==== INFORMATION PROVIDED ====

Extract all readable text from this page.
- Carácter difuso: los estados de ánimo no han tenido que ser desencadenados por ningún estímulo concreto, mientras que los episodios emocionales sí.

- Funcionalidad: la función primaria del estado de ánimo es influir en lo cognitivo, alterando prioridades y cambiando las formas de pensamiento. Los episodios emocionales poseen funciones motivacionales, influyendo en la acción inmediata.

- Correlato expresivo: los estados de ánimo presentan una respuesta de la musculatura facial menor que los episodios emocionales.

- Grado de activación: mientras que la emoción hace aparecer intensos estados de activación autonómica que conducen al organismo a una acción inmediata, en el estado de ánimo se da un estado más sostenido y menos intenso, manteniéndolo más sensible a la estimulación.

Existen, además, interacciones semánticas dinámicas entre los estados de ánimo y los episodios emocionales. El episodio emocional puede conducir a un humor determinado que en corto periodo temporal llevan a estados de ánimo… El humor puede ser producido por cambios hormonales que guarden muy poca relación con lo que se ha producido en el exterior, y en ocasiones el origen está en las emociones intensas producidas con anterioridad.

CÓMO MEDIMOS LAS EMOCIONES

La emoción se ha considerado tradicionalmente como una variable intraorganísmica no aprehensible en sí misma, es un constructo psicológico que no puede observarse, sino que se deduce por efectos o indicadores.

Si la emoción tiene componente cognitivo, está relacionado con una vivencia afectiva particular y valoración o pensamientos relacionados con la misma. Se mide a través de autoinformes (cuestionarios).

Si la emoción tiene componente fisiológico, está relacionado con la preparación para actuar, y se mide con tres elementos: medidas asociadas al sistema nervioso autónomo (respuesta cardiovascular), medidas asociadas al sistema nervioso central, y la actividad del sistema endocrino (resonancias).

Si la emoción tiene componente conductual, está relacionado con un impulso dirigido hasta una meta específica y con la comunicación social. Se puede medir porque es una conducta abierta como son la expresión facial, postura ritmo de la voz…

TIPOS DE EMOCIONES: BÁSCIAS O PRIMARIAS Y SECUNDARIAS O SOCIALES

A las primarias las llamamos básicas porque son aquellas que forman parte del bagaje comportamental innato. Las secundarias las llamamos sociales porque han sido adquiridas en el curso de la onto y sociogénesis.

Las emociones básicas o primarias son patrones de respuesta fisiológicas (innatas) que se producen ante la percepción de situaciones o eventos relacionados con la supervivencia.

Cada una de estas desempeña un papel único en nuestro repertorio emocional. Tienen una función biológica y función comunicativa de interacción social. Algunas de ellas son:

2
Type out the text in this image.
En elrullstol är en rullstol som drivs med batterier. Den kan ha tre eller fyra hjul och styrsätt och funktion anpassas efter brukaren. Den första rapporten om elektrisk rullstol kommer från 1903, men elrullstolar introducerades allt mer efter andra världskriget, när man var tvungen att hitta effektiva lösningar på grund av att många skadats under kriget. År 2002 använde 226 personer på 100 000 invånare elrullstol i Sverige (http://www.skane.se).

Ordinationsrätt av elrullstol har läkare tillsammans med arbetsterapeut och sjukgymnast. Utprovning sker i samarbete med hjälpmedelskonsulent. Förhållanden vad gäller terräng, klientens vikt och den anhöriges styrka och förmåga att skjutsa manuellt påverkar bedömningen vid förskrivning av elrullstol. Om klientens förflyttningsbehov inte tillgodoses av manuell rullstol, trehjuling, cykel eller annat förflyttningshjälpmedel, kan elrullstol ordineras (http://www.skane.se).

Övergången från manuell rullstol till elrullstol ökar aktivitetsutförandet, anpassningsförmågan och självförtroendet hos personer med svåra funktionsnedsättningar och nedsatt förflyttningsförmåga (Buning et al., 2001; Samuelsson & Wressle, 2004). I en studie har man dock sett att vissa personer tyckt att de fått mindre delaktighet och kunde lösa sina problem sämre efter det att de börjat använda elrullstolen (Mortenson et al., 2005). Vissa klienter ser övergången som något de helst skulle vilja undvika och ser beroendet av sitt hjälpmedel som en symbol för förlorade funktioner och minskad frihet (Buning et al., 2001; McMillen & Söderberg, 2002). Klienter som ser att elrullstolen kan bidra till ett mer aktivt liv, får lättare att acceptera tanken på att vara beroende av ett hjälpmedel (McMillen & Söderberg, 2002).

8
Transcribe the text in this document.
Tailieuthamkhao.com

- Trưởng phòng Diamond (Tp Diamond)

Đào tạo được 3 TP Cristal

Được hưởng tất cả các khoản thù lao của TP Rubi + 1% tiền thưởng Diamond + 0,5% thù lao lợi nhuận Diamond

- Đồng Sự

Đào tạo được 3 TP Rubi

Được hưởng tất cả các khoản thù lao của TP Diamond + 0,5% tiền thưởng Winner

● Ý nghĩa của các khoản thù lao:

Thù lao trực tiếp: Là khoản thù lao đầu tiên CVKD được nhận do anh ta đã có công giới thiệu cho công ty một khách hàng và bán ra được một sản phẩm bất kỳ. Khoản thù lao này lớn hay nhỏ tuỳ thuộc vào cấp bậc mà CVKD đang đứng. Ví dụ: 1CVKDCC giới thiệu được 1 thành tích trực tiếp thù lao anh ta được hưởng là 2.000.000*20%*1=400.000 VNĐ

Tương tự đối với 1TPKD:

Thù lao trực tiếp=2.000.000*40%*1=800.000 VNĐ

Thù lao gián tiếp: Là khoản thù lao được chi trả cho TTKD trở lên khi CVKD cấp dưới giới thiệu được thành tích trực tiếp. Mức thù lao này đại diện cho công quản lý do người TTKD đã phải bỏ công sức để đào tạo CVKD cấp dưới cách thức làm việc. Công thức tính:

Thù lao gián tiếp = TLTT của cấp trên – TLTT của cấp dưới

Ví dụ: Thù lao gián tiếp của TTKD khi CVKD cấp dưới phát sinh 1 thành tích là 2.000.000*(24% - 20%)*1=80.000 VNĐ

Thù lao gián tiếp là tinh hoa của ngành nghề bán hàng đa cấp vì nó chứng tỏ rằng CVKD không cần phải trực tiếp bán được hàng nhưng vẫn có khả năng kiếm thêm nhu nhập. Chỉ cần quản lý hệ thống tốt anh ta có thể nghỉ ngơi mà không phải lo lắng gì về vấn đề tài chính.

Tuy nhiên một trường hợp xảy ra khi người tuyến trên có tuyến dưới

====

▸ YOUR GOAL: Quote the listing in full, please, keeping every line exact.

▸ PROBLEM SOLUTION:
Extract all readable text from this page.
- Carácter difuso: los estados de ánimo no han tenido que ser desencadenados por ningún estímulo concreto, mientras que los episodios emocionales sí.

- Funcionalidad: la función primaria del estado de ánimo es influir en lo cognitivo, alterando prioridades y cambiando las formas de pensamiento. Los episodios emocionales poseen funciones motivacionales, influyendo en la acción inmediata.

- Correlato expresivo: los estados de ánimo presentan una respuesta de la musculatura facial menor que los episodios emocionales.

- Grado de activación: mientras que la emoción hace aparecer intensos estados de activación autonómica que conducen al organismo a una acción inmediata, en el estado de ánimo se da un estado más sostenido y menos intenso, manteniéndolo más sensible a la estimulación.

Existen, además, interacciones semánticas dinámicas entre los estados de ánimo y los episodios emocionales. El episodio emocional puede conducir a un humor determinado que en corto periodo temporal llevan a estados de ánimo… El humor puede ser producido por cambios hormonales que guarden muy poca relación con lo que se ha producido en el exterior, y en ocasiones el origen está en las emociones intensas producidas con anterioridad.

CÓMO MEDIMOS LAS EMOCIONES

La emoción se ha considerado tradicionalmente como una variable intraorganísmica no aprehensible en sí misma, es un constructo psicológico que no puede observarse, sino que se deduce por efectos o indicadores.

Si la emoción tiene componente cognitivo, está relacionado con una vivencia afectiva particular y valoración o pensamientos relacionados con la misma. Se mide a través de autoinformes (cuestionarios).

Si la emoción tiene componente fisiológico, está relacionado con la preparación para actuar, y se mide con tres elementos: medidas asociadas al sistema nervioso autónomo (respuesta cardiovascular), medidas asociadas al sistema nervioso central, y la actividad del sistema endocrino (resonancias).

Si la emoción tiene componente conductual, está relacionado con un impulso dirigido hasta una meta específica y con la comunicación social. Se puede medir porque es una conducta abierta como son la expresión facial, postura ritmo de la voz…

TIPOS DE EMOCIONES: BÁSCIAS O PRIMARIAS Y SECUNDARIAS O SOCIALES

A las primarias las llamamos básicas porque son aquellas que forman parte del bagaje comportamental innato. Las secundarias las llamamos sociales porque han sido adquiridas en el curso de la onto y sociogénesis.

Las emociones básicas o primarias son patrones de respuesta fisiológicas (innatas) que se producen ante la percepción de situaciones o eventos relacionados con la supervivencia.

Cada una de estas desempeña un papel único en nuestro repertorio emocional. Tienen una función biológica y función comunicativa de interacción social. Algunas de ellas son:

2
Type out the text in this image.
En elrullstol är en rullstol som drivs med batterier. Den kan ha tre eller fyra hjul och styrsätt och funktion anpassas efter brukaren. Den första rapporten om elektrisk rullstol kommer från 1903, men elrullstolar introducerades allt mer efter andra världskriget, när man var tvungen att hitta effektiva lösningar på grund av att många skadats under kriget. År 2002 använde 226 personer på 100 000 invånare elrullstol i Sverige (http://www.skane.se).

Ordinationsrätt av elrullstol har läkare tillsammans med arbetsterapeut och sjukgymnast. Utprovning sker i samarbete med hjälpmedelskonsulent. Förhållanden vad gäller terräng, klientens vikt och den anhöriges styrka och förmåga att skjutsa manuellt påverkar bedömningen vid förskrivning av elrullstol. Om klientens förflyttningsbehov inte tillgodoses av manuell rullstol, trehjuling, cykel eller annat förflyttningshjälpmedel, kan elrullstol ordineras (http://www.skane.se).

Övergången från manuell rullstol till elrullstol ökar aktivitetsutförandet, anpassningsförmågan och självförtroendet hos personer med svåra funktionsnedsättningar och nedsatt förflyttningsförmåga (Buning et al., 2001; Samuelsson & Wressle, 2004). I en studie har man dock sett att vissa personer tyckt att de fått mindre delaktighet och kunde lösa sina problem sämre efter det att de börjat använda elrullstolen (Mortenson et al., 2005). Vissa klienter ser övergången som något de helst skulle vilja undvika och ser beroendet av sitt hjälpmedel som en symbol för förlorade funktioner och minskad frihet (Buning et al., 2001; McMillen & Söderberg, 2002). Klienter som ser att elrullstolen kan bidra till ett mer aktivt liv, får lättare att acceptera tanken på att vara beroende av ett hjälpmedel (McMillen & Söderberg, 2002).

8
Transcribe the text in this document.
Tailieuthamkhao.com

- Trưởng phòng Diamond (Tp Diamond)

Đào tạo được 3 TP Cristal

Được hưởng tất cả các khoản thù lao của TP Rubi + 1% tiền thưởng Diamond + 0,5% thù lao lợi nhuận Diamond

- Đồng Sự

Đào tạo được 3 TP Rubi

Được hưởng tất cả các khoản thù lao của TP Diamond + 0,5% tiền thưởng Winner

● Ý nghĩa của các khoản thù lao:

Thù lao trực tiếp: Là khoản thù lao đầu tiên CVKD được nhận do anh ta đã có công giới thiệu cho công ty một khách hàng và bán ra được một sản phẩm bất kỳ. Khoản thù lao này lớn hay nhỏ tuỳ thuộc vào cấp bậc mà CVKD đang đứng. Ví dụ: 1CVKDCC giới thiệu được 1 thành tích trực tiếp thù lao anh ta được hưởng là 2.000.000*20%*1=400.000 VNĐ

Tương tự đối với 1TPKD:

Thù lao trực tiếp=2.000.000*40%*1=800.000 VNĐ

Thù lao gián tiếp: Là khoản thù lao được chi trả cho TTKD trở lên khi CVKD cấp dưới giới thiệu được thành tích trực tiếp. Mức thù lao này đại diện cho công quản lý do người TTKD đã phải bỏ công sức để đào tạo CVKD cấp dưới cách thức làm việc. Công thức tính:

Thù lao gián tiếp = TLTT của cấp trên – TLTT của cấp dưới

Ví dụ: Thù lao gián tiếp của TTKD khi CVKD cấp dưới phát sinh 1 thành tích là 2.000.000*(24% - 20%)*1=80.000 VNĐ

Thù lao gián tiếp là tinh hoa của ngành nghề bán hàng đa cấp vì nó chứng tỏ rằng CVKD không cần phải trực tiếp bán được hàng nhưng vẫn có khả năng kiếm thêm nhu nhập. Chỉ cần quản lý hệ thống tốt anh ta có thể nghỉ ngơi mà không phải lo lắng gì về vấn đề tài chính.

Tuy nhiên một trường hợp xảy ra khi người tuyến trên có tuyến dưới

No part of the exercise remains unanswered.